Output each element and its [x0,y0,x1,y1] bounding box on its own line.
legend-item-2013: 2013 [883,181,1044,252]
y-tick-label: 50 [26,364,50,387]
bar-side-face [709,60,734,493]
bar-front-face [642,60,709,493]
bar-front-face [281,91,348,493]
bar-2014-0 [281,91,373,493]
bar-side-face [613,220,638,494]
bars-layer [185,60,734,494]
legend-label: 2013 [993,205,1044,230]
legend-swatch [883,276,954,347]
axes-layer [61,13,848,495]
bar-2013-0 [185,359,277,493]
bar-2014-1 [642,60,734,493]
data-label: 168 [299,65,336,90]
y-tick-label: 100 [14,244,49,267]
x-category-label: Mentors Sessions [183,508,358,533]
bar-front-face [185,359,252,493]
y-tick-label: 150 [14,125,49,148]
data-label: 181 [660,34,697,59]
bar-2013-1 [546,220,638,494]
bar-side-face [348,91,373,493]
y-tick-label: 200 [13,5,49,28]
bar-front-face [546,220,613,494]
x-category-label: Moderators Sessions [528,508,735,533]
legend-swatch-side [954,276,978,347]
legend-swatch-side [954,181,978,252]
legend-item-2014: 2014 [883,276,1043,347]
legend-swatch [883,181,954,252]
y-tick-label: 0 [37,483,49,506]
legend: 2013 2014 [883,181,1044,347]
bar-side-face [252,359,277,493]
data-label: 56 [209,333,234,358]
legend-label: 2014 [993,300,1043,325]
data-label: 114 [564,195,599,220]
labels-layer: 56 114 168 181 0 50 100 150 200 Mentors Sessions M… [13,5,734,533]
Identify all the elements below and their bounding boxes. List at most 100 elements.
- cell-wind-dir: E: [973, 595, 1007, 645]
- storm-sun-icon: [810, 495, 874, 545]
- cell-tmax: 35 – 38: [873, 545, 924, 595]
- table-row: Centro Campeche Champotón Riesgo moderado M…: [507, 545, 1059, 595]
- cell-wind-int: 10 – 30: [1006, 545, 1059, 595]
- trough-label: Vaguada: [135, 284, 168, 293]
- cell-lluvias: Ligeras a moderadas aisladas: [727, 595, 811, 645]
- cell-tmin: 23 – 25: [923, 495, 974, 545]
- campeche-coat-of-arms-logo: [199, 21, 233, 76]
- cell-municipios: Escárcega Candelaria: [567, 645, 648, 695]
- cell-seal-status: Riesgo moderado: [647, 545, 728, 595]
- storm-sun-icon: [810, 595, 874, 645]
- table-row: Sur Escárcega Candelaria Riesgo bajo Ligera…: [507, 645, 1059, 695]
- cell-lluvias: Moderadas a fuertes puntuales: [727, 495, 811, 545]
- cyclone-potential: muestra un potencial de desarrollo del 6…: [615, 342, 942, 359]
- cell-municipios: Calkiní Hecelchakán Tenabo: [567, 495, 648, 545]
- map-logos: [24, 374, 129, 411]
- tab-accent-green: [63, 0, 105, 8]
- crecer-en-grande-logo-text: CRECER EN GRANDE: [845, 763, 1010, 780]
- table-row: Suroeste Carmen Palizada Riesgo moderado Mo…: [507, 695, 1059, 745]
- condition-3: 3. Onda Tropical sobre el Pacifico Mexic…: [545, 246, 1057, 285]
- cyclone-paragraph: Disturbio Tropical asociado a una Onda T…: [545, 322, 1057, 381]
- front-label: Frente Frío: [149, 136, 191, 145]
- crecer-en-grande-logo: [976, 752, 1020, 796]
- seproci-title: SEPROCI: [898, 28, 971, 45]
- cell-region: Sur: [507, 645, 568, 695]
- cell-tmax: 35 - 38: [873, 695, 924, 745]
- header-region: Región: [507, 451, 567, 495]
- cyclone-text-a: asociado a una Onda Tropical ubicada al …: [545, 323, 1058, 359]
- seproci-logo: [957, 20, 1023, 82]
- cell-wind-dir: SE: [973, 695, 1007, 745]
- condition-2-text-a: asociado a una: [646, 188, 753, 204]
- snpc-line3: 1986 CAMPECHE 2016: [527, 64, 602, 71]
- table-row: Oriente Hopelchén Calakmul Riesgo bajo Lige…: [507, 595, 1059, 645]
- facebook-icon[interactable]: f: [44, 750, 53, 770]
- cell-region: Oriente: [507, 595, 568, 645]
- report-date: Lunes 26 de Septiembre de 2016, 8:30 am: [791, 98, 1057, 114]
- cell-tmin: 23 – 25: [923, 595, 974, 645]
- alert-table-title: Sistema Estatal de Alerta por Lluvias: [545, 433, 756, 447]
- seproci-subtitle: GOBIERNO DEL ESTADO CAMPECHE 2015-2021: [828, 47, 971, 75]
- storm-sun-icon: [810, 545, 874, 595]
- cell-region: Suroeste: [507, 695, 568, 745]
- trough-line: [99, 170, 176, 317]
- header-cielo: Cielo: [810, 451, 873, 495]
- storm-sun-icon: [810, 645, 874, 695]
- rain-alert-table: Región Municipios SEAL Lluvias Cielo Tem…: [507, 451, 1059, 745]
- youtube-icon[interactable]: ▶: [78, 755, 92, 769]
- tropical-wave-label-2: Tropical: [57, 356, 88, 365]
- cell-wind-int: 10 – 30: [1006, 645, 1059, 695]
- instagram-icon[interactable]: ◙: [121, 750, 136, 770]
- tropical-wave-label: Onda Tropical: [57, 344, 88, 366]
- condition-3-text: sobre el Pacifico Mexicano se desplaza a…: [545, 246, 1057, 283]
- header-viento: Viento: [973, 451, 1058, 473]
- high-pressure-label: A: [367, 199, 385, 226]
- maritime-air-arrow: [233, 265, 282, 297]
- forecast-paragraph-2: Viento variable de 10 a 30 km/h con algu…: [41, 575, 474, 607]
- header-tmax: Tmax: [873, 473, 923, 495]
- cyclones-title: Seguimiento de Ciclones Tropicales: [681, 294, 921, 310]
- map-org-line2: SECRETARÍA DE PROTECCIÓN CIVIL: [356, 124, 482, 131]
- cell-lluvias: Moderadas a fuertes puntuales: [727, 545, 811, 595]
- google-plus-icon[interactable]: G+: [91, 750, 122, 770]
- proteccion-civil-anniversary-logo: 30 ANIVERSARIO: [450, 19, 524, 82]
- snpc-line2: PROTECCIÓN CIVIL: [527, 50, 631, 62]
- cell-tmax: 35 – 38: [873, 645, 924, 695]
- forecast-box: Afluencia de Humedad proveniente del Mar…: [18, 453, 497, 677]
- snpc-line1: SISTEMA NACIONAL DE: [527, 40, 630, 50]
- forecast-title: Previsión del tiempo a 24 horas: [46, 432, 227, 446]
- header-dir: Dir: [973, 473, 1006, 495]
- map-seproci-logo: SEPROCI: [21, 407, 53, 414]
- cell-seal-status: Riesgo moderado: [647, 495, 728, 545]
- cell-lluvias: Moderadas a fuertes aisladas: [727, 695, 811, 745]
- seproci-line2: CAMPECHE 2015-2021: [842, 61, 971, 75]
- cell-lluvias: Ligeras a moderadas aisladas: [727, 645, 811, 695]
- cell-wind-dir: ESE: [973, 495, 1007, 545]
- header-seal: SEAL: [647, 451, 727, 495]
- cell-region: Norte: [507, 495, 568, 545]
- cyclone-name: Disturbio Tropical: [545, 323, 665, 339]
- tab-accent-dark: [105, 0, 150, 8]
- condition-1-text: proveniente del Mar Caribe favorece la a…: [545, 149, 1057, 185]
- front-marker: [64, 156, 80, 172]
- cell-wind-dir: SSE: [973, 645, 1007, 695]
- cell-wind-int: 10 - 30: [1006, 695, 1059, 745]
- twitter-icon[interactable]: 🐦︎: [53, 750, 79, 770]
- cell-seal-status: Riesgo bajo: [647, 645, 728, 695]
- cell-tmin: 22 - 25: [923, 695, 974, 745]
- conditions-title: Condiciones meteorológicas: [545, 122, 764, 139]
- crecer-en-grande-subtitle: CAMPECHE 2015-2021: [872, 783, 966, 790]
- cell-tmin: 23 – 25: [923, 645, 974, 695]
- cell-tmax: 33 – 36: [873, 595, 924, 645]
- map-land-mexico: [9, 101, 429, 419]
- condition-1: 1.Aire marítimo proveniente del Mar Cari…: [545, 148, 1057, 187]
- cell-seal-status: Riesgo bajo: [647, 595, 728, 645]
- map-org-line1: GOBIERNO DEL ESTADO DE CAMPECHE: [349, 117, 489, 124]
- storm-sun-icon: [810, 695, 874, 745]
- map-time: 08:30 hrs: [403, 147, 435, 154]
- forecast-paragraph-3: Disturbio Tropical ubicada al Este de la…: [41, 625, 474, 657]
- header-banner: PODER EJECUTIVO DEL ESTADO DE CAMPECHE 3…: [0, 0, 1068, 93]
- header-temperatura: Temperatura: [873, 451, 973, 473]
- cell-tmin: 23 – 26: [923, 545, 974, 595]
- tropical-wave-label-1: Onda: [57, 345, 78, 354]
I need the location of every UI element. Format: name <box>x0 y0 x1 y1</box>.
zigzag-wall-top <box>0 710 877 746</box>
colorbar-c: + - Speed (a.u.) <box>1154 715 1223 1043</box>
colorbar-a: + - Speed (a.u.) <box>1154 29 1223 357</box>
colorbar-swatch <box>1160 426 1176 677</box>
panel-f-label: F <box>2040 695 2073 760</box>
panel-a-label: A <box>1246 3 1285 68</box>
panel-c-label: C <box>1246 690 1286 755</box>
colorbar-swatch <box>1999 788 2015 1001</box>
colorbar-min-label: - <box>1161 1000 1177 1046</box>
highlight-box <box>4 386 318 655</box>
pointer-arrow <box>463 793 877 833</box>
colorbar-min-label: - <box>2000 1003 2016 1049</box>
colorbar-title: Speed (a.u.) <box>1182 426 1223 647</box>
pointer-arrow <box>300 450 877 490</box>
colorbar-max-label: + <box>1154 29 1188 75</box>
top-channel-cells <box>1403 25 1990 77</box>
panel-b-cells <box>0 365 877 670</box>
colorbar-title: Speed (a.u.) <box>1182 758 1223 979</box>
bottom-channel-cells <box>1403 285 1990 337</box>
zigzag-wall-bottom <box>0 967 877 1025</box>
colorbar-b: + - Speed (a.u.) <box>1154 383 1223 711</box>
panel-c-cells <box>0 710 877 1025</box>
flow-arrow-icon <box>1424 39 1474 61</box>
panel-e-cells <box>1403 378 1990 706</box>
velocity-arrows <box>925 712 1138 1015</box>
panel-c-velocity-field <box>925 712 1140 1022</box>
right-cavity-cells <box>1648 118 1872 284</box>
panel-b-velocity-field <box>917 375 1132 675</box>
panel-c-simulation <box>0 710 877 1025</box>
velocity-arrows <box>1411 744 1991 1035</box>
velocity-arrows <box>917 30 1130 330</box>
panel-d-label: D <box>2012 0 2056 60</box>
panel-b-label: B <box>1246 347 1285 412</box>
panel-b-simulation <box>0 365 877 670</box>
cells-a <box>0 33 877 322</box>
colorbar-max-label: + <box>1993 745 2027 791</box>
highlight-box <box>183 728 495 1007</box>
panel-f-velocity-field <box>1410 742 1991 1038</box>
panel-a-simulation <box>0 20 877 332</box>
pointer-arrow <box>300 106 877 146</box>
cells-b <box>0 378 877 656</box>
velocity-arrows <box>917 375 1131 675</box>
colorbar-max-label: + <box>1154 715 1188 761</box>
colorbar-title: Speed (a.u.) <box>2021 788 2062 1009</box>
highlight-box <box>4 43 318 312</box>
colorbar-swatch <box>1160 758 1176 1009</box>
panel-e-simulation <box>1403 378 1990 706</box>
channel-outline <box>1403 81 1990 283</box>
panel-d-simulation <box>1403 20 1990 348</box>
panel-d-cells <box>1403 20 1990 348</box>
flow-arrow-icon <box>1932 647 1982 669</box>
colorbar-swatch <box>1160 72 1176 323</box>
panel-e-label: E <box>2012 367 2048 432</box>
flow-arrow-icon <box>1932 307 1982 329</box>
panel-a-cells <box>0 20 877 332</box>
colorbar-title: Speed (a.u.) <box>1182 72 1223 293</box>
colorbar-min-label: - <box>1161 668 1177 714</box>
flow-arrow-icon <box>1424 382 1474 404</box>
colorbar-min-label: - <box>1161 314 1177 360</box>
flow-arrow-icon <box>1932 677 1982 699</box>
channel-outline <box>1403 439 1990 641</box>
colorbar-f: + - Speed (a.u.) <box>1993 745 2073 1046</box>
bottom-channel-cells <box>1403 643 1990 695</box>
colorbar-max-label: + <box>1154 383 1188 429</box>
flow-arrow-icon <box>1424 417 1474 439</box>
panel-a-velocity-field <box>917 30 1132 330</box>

- What is being asked
Reproduce the records above, from their first line up to and including the line that contains "- cell-tmax: 35 – 38: [873, 545, 924, 595]".

- Answer to this problem
Output each element and its [x0,y0,x1,y1] bounding box on its own line.
legend-item-2013: 2013 [883,181,1044,252]
y-tick-label: 50 [26,364,50,387]
bar-side-face [709,60,734,493]
bar-front-face [642,60,709,493]
bar-front-face [281,91,348,493]
bar-2014-0 [281,91,373,493]
bar-side-face [613,220,638,494]
bars-layer [185,60,734,494]
legend-label: 2013 [993,205,1044,230]
legend-swatch [883,276,954,347]
axes-layer [61,13,848,495]
bar-2013-0 [185,359,277,493]
bar-2014-1 [642,60,734,493]
data-label: 168 [299,65,336,90]
y-tick-label: 100 [14,244,49,267]
x-category-label: Mentors Sessions [183,508,358,533]
bar-front-face [185,359,252,493]
y-tick-label: 150 [14,125,49,148]
data-label: 181 [660,34,697,59]
bar-2013-1 [546,220,638,494]
bar-side-face [348,91,373,493]
y-tick-label: 200 [13,5,49,28]
bar-front-face [546,220,613,494]
x-category-label: Moderators Sessions [528,508,735,533]
legend-swatch-side [954,276,978,347]
legend-swatch-side [954,181,978,252]
legend-item-2014: 2014 [883,276,1043,347]
legend-swatch [883,181,954,252]
y-tick-label: 0 [37,483,49,506]
legend: 2013 2014 [883,181,1044,347]
bar-side-face [252,359,277,493]
data-label: 56 [209,333,234,358]
legend-label: 2014 [993,300,1043,325]
data-label: 114 [564,195,599,220]
labels-layer: 56 114 168 181 0 50 100 150 200 Mentors Sessions M… [13,5,734,533]
Identify all the elements below and their bounding boxes. List at most 100 elements.
- cell-wind-dir: E: [973, 595, 1007, 645]
- storm-sun-icon: [810, 495, 874, 545]
- cell-tmax: 35 – 38: [873, 545, 924, 595]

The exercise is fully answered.